■ **REQUIRED TASK**: Return all of the data exactly as written, without the pictures.

■ **PROVIDED RECORDS**:

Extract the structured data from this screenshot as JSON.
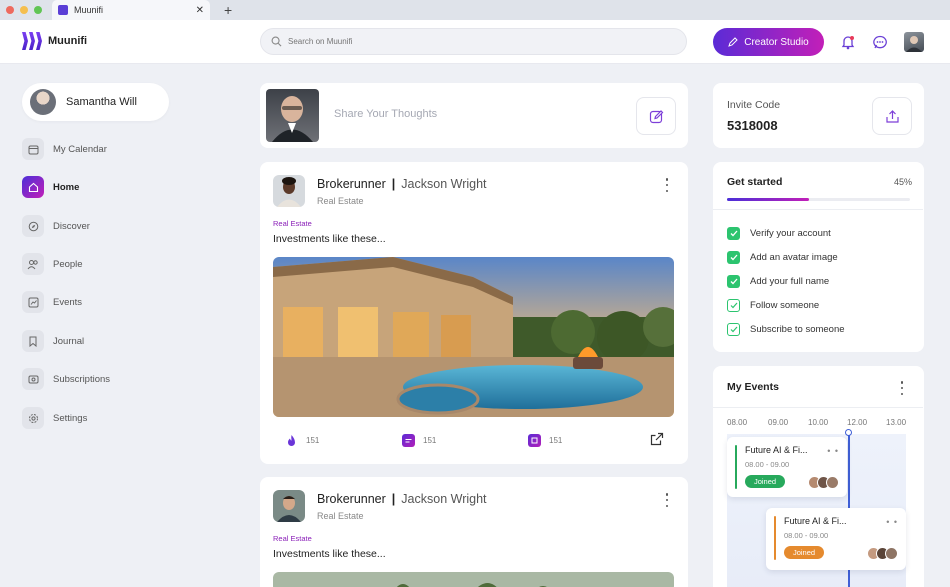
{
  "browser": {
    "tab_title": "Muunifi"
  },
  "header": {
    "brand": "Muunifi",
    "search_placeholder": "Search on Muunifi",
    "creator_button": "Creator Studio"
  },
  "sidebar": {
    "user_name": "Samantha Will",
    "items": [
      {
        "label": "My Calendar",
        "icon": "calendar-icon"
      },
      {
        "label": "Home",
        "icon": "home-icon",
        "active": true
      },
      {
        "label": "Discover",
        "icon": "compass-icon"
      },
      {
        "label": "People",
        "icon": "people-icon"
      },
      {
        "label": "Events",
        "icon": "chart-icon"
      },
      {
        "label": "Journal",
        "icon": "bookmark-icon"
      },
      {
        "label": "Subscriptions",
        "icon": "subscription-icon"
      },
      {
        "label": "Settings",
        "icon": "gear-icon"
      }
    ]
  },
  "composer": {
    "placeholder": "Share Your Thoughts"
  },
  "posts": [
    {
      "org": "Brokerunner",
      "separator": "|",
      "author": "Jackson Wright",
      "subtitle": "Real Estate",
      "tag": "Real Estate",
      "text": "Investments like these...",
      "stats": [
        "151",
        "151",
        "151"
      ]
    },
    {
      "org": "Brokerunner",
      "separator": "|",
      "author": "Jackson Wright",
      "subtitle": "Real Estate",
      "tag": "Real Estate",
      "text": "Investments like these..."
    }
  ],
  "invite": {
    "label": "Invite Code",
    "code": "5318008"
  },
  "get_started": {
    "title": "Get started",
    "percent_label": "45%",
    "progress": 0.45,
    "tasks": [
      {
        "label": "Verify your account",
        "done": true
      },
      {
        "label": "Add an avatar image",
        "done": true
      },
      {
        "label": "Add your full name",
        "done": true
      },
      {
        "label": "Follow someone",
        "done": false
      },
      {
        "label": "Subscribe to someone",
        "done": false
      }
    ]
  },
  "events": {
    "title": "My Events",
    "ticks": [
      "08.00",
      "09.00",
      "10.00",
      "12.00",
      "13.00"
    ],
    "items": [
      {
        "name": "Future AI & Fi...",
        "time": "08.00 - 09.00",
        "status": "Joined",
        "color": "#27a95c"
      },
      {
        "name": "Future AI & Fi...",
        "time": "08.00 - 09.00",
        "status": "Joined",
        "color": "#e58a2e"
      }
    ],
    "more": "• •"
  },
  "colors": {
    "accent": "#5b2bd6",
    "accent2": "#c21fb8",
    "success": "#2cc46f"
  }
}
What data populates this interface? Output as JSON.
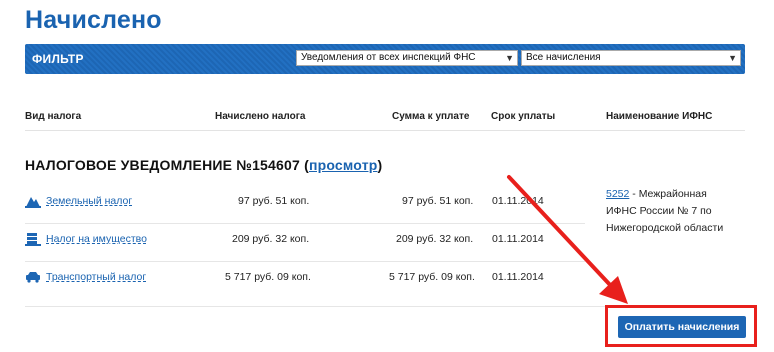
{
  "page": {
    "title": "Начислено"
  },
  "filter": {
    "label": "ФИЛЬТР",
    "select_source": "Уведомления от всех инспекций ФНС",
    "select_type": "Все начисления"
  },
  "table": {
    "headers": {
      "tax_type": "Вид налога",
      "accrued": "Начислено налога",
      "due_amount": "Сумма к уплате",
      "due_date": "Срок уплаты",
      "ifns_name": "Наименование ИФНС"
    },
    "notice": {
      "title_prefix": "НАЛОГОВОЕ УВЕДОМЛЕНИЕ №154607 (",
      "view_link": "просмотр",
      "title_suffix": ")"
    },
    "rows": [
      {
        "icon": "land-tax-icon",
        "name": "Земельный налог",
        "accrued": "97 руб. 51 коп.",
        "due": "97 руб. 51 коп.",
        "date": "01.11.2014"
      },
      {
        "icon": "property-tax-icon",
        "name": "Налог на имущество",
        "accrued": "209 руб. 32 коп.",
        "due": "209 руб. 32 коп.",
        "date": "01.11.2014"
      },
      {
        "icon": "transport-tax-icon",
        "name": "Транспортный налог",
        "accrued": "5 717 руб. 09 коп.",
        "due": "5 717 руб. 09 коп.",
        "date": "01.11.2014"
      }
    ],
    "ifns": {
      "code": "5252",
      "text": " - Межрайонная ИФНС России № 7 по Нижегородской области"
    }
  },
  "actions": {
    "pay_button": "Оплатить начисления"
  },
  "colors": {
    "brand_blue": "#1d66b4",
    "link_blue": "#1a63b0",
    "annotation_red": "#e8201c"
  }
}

■ **ANSWER IN FULL**:
Extract the structured data from this screenshot as JSON.
{
  "browser": {
    "tab_title": "Muunifi"
  },
  "header": {
    "brand": "Muunifi",
    "search_placeholder": "Search on Muunifi",
    "creator_button": "Creator Studio"
  },
  "sidebar": {
    "user_name": "Samantha Will",
    "items": [
      {
        "label": "My Calendar",
        "icon": "calendar-icon"
      },
      {
        "label": "Home",
        "icon": "home-icon",
        "active": true
      },
      {
        "label": "Discover",
        "icon": "compass-icon"
      },
      {
        "label": "People",
        "icon": "people-icon"
      },
      {
        "label": "Events",
        "icon": "chart-icon"
      },
      {
        "label": "Journal",
        "icon": "bookmark-icon"
      },
      {
        "label": "Subscriptions",
        "icon": "subscription-icon"
      },
      {
        "label": "Settings",
        "icon": "gear-icon"
      }
    ]
  },
  "composer": {
    "placeholder": "Share Your Thoughts"
  },
  "posts": [
    {
      "org": "Brokerunner",
      "separator": "|",
      "author": "Jackson Wright",
      "subtitle": "Real Estate",
      "tag": "Real Estate",
      "text": "Investments like these...",
      "stats": [
        "151",
        "151",
        "151"
      ]
    },
    {
      "org": "Brokerunner",
      "separator": "|",
      "author": "Jackson Wright",
      "subtitle": "Real Estate",
      "tag": "Real Estate",
      "text": "Investments like these..."
    }
  ],
  "invite": {
    "label": "Invite Code",
    "code": "5318008"
  },
  "get_started": {
    "title": "Get started",
    "percent_label": "45%",
    "progress": 0.45,
    "tasks": [
      {
        "label": "Verify your account",
        "done": true
      },
      {
        "label": "Add an avatar image",
        "done": true
      },
      {
        "label": "Add your full name",
        "done": true
      },
      {
        "label": "Follow someone",
        "done": false
      },
      {
        "label": "Subscribe to someone",
        "done": false
      }
    ]
  },
  "events": {
    "title": "My Events",
    "ticks": [
      "08.00",
      "09.00",
      "10.00",
      "12.00",
      "13.00"
    ],
    "items": [
      {
        "name": "Future AI & Fi...",
        "time": "08.00 - 09.00",
        "status": "Joined",
        "color": "#27a95c"
      },
      {
        "name": "Future AI & Fi...",
        "time": "08.00 - 09.00",
        "status": "Joined",
        "color": "#e58a2e"
      }
    ],
    "more": "• •"
  },
  "colors": {
    "accent": "#5b2bd6",
    "accent2": "#c21fb8",
    "success": "#2cc46f"
  }
}
What data populates this interface? Output as JSON.
{
  "page": {
    "title": "Начислено"
  },
  "filter": {
    "label": "ФИЛЬТР",
    "select_source": "Уведомления от всех инспекций ФНС",
    "select_type": "Все начисления"
  },
  "table": {
    "headers": {
      "tax_type": "Вид налога",
      "accrued": "Начислено налога",
      "due_amount": "Сумма к уплате",
      "due_date": "Срок уплаты",
      "ifns_name": "Наименование ИФНС"
    },
    "notice": {
      "title_prefix": "НАЛОГОВОЕ УВЕДОМЛЕНИЕ №154607 (",
      "view_link": "просмотр",
      "title_suffix": ")"
    },
    "rows": [
      {
        "icon": "land-tax-icon",
        "name": "Земельный налог",
        "accrued": "97 руб. 51 коп.",
        "due": "97 руб. 51 коп.",
        "date": "01.11.2014"
      },
      {
        "icon": "property-tax-icon",
        "name": "Налог на имущество",
        "accrued": "209 руб. 32 коп.",
        "due": "209 руб. 32 коп.",
        "date": "01.11.2014"
      },
      {
        "icon": "transport-tax-icon",
        "name": "Транспортный налог",
        "accrued": "5 717 руб. 09 коп.",
        "due": "5 717 руб. 09 коп.",
        "date": "01.11.2014"
      }
    ],
    "ifns": {
      "code": "5252",
      "text": " - Межрайонная ИФНС России № 7 по Нижегородской области"
    }
  },
  "actions": {
    "pay_button": "Оплатить начисления"
  },
  "colors": {
    "brand_blue": "#1d66b4",
    "link_blue": "#1a63b0",
    "annotation_red": "#e8201c"
  }
}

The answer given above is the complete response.